___ PROVIDED INFORMATION ___

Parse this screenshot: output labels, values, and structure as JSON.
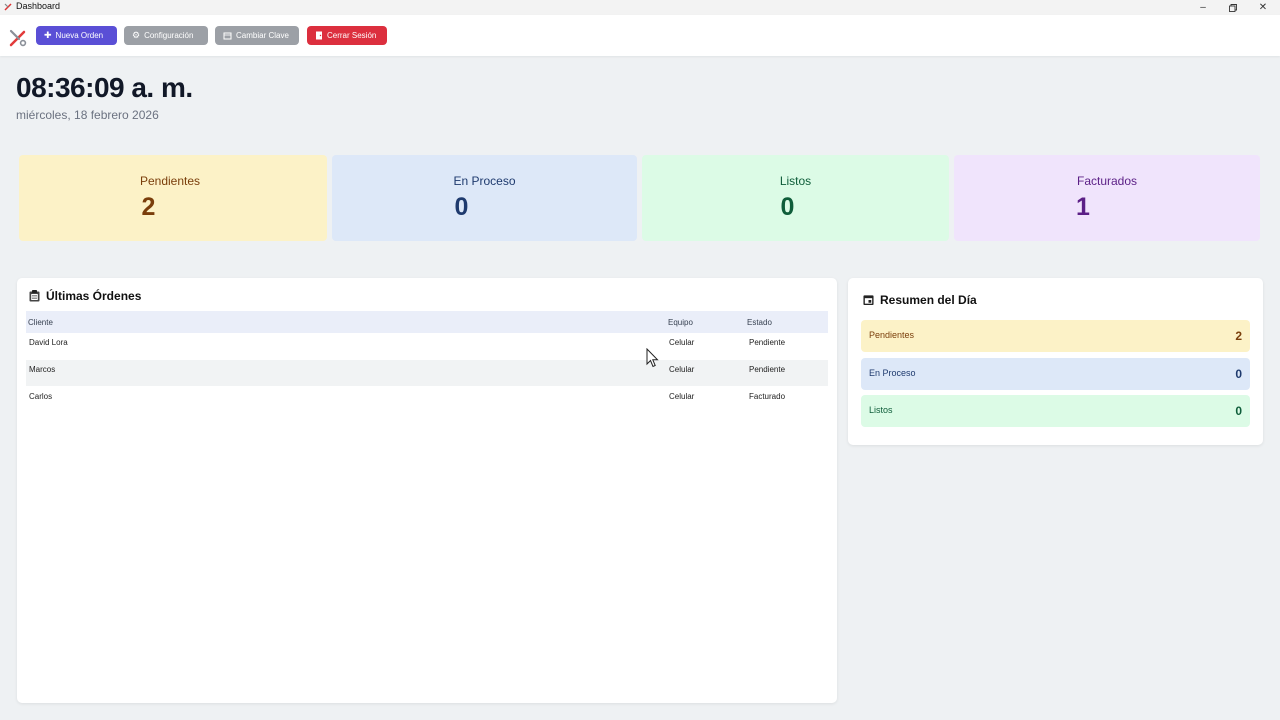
{
  "window": {
    "title": "Dashboard",
    "controls": [
      "minimize",
      "maximize",
      "close"
    ]
  },
  "toolbar": {
    "buttons": [
      {
        "label": "Nueva Orden",
        "icon": "plus-icon",
        "color": "#5a4fd6"
      },
      {
        "label": "Configuración",
        "icon": "gear-icon",
        "color": "#9ca0a6"
      },
      {
        "label": "Cambiar Clave",
        "icon": "key-icon",
        "color": "#9ca0a6"
      },
      {
        "label": "Cerrar Sesión",
        "icon": "logout-icon",
        "color": "#dc2f3e"
      }
    ]
  },
  "clock": {
    "time": "08:36:09 a. m.",
    "date": "miércoles, 18 febrero 2026"
  },
  "stats": [
    {
      "label": "Pendientes",
      "value": "2",
      "color": "#fcf2c7"
    },
    {
      "label": "En Proceso",
      "value": "0",
      "color": "#dde8f8"
    },
    {
      "label": "Listos",
      "value": "0",
      "color": "#dcfbe6"
    },
    {
      "label": "Facturados",
      "value": "1",
      "color": "#f0e4fc"
    }
  ],
  "orders": {
    "title": "Últimas Órdenes",
    "icon": "clipboard-icon",
    "columns": [
      "Cliente",
      "Equipo",
      "Estado"
    ],
    "rows": [
      {
        "cliente": "David Lora",
        "equipo": "Celular",
        "estado": "Pendiente"
      },
      {
        "cliente": "Marcos",
        "equipo": "Celular",
        "estado": "Pendiente"
      },
      {
        "cliente": "Carlos",
        "equipo": "Celular",
        "estado": "Facturado"
      }
    ]
  },
  "summary": {
    "title": "Resumen del Día",
    "icon": "calendar-icon",
    "items": [
      {
        "label": "Pendientes",
        "value": "2"
      },
      {
        "label": "En Proceso",
        "value": "0"
      },
      {
        "label": "Listos",
        "value": "0"
      }
    ]
  }
}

___

TASK INSTRUCTIONS: Working from the listing above, pick out every line that has "color" and copy it.

SOLUTION BELOW:
        "color": "#5a4fd6"
        "color": "#9ca0a6"
        "color": "#9ca0a6"
        "color": "#dc2f3e"
      "color": "#fcf2c7"
      "color": "#dde8f8"
      "color": "#dcfbe6"
      "color": "#f0e4fc"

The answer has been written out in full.